=== Source records ===
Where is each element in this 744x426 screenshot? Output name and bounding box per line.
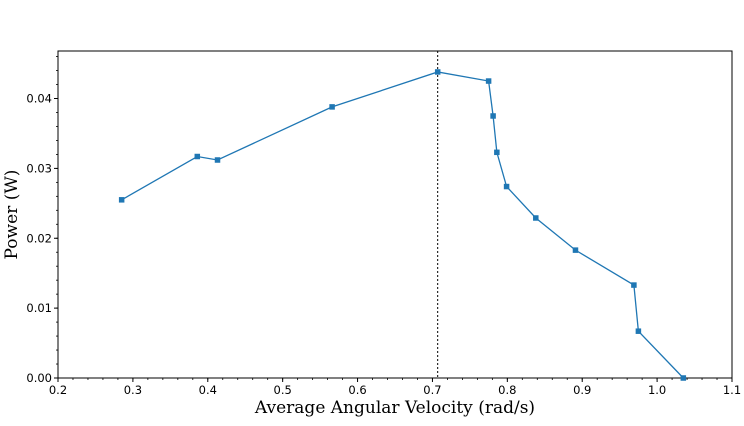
data-point [635,328,642,334]
data-point [214,157,221,163]
x-tick-label: 0.5 [274,383,292,397]
x-tick-label: 0.9 [573,383,591,397]
data-point [329,104,335,110]
data-point [485,78,492,84]
plot-area [57,50,733,379]
data-point [503,183,510,190]
x-axis: 0.2 0.3 0.4 0.5 0.6 0.7 0.8 0.9 1.0 1.1 [49,378,741,397]
data-point [533,215,539,221]
data-point [118,197,125,203]
y-tick-label: 0.01 [26,301,52,315]
data-point [434,69,441,75]
series-group [118,69,687,381]
x-tick-label: 0.8 [498,383,516,397]
data-point [494,149,500,156]
data-point [572,247,579,253]
y-tick-label: 0.03 [26,161,52,175]
data-point [194,153,201,160]
x-tick-label: 0.7 [423,383,441,397]
x-tick-label: 0.6 [348,383,366,397]
y-axis: 0.00 0.01 0.02 0.03 0.04 [26,56,58,385]
data-point [680,375,687,381]
y-axis-title: Power (W) [2,170,22,260]
y-tick-label: 0.02 [26,231,52,245]
x-tick-label: 1.0 [648,383,666,397]
data-point [631,282,637,288]
x-tick-label: 1.1 [723,383,741,397]
x-tick-label: 0.4 [199,383,217,397]
x-tick-label: 0.3 [124,383,142,397]
series-line [121,71,684,379]
y-tick-label: 0.04 [26,92,52,106]
x-axis-title: Average Angular Velocity (rad/s) [254,398,535,418]
data-point [490,113,496,119]
x-tick-label: 0.2 [49,383,67,397]
y-tick-label: 0.00 [26,371,52,385]
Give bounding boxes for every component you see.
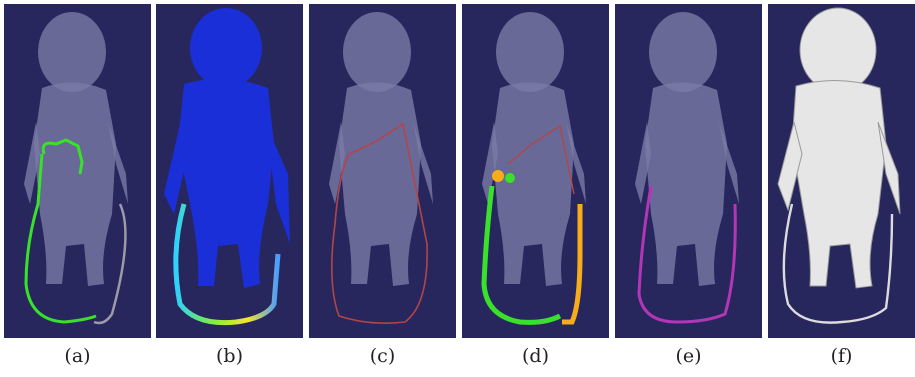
loop-heatmap xyxy=(173,203,281,326)
caption-b: (b) xyxy=(216,345,243,367)
body-silhouette xyxy=(635,12,739,286)
panel-a-render xyxy=(24,12,128,325)
body-heatmap xyxy=(164,8,290,288)
caption-d: (d) xyxy=(522,345,549,367)
loop-thin-red xyxy=(507,124,575,195)
panel-d xyxy=(462,4,609,338)
segment-orange xyxy=(562,204,583,325)
marker-green xyxy=(505,173,515,183)
loop-rope-grey xyxy=(93,203,127,325)
body-silhouette xyxy=(329,12,433,286)
panel-f xyxy=(768,4,915,338)
caption-a: (a) xyxy=(64,345,91,367)
panel-f-render xyxy=(777,7,901,324)
panel-c xyxy=(309,4,456,338)
panel-e-render xyxy=(635,12,739,324)
panel-e xyxy=(615,4,762,338)
loop-magenta xyxy=(637,185,737,324)
panel-d-render xyxy=(481,12,586,325)
loop-green xyxy=(24,138,97,324)
loop-red xyxy=(331,122,428,324)
body-silhouette xyxy=(482,12,586,286)
caption-f: (f) xyxy=(830,345,853,367)
body-solid xyxy=(777,7,901,289)
body-silhouette xyxy=(24,12,128,286)
marker-orange xyxy=(492,170,504,182)
panel-c-render xyxy=(329,12,433,324)
loop-dark xyxy=(782,203,894,324)
caption-e: (e) xyxy=(675,345,702,367)
panel-b-render xyxy=(164,8,290,326)
panel-a xyxy=(4,4,151,338)
caption-c: (c) xyxy=(369,345,396,367)
segment-green xyxy=(481,185,562,325)
panel-b xyxy=(156,4,303,338)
===
▶ Written instruction: Could you copy all of the records above, line by line and unchanged, leaving out the picture lines?

▶ Complete response:
Where is each element in this 744x426 screenshot? Output name and bounding box per line.
data-point [635,328,642,334]
data-point [214,157,221,163]
x-tick-label: 0.5 [274,383,292,397]
x-tick-label: 0.9 [573,383,591,397]
data-point [329,104,335,110]
data-point [485,78,492,84]
plot-area [57,50,733,379]
data-point [503,183,510,190]
x-axis: 0.2 0.3 0.4 0.5 0.6 0.7 0.8 0.9 1.0 1.1 [49,378,741,397]
data-point [533,215,539,221]
data-point [118,197,125,203]
y-tick-label: 0.01 [26,301,52,315]
data-point [434,69,441,75]
series-group [118,69,687,381]
x-tick-label: 0.8 [498,383,516,397]
data-point [494,149,500,156]
data-point [572,247,579,253]
y-tick-label: 0.03 [26,161,52,175]
data-point [194,153,201,160]
x-tick-label: 0.7 [423,383,441,397]
x-tick-label: 0.6 [348,383,366,397]
y-axis: 0.00 0.01 0.02 0.03 0.04 [26,56,58,385]
data-point [680,375,687,381]
y-axis-title: Power (W) [2,170,22,260]
y-tick-label: 0.02 [26,231,52,245]
x-tick-label: 1.0 [648,383,666,397]
data-point [631,282,637,288]
x-tick-label: 1.1 [723,383,741,397]
x-tick-label: 0.4 [199,383,217,397]
x-tick-label: 0.3 [124,383,142,397]
series-line [121,71,684,379]
y-tick-label: 0.04 [26,92,52,106]
x-axis-title: Average Angular Velocity (rad/s) [254,398,535,418]
data-point [490,113,496,119]
x-tick-label: 0.2 [49,383,67,397]
y-tick-label: 0.00 [26,371,52,385]
Give bounding boxes for every component you see.
loop-heatmap xyxy=(173,203,281,326)
caption-b: (b) xyxy=(216,345,243,367)
body-silhouette xyxy=(635,12,739,286)
panel-a-render xyxy=(24,12,128,325)
body-heatmap xyxy=(164,8,290,288)
caption-d: (d) xyxy=(522,345,549,367)
loop-thin-red xyxy=(507,124,575,195)
panel-d xyxy=(462,4,609,338)
segment-orange xyxy=(562,204,583,325)
marker-green xyxy=(505,173,515,183)
loop-rope-grey xyxy=(93,203,127,325)
body-silhouette xyxy=(329,12,433,286)
panel-f xyxy=(768,4,915,338)
caption-a: (a) xyxy=(64,345,91,367)
panel-f-render xyxy=(777,7,901,324)
panel-c xyxy=(309,4,456,338)
panel-e-render xyxy=(635,12,739,324)
panel-e xyxy=(615,4,762,338)
loop-magenta xyxy=(637,185,737,324)
panel-d-render xyxy=(481,12,586,325)
loop-green xyxy=(24,138,97,324)
loop-red xyxy=(331,122,428,324)
body-silhouette xyxy=(482,12,586,286)
caption-f: (f) xyxy=(830,345,853,367)
body-solid xyxy=(777,7,901,289)
body-silhouette xyxy=(24,12,128,286)
marker-orange xyxy=(492,170,504,182)
panel-c-render xyxy=(329,12,433,324)
loop-dark xyxy=(782,203,894,324)
caption-e: (e) xyxy=(675,345,702,367)
panel-b-render xyxy=(164,8,290,326)
panel-a xyxy=(4,4,151,338)
caption-c: (c) xyxy=(369,345,396,367)
segment-green xyxy=(481,185,562,325)
panel-b xyxy=(156,4,303,338)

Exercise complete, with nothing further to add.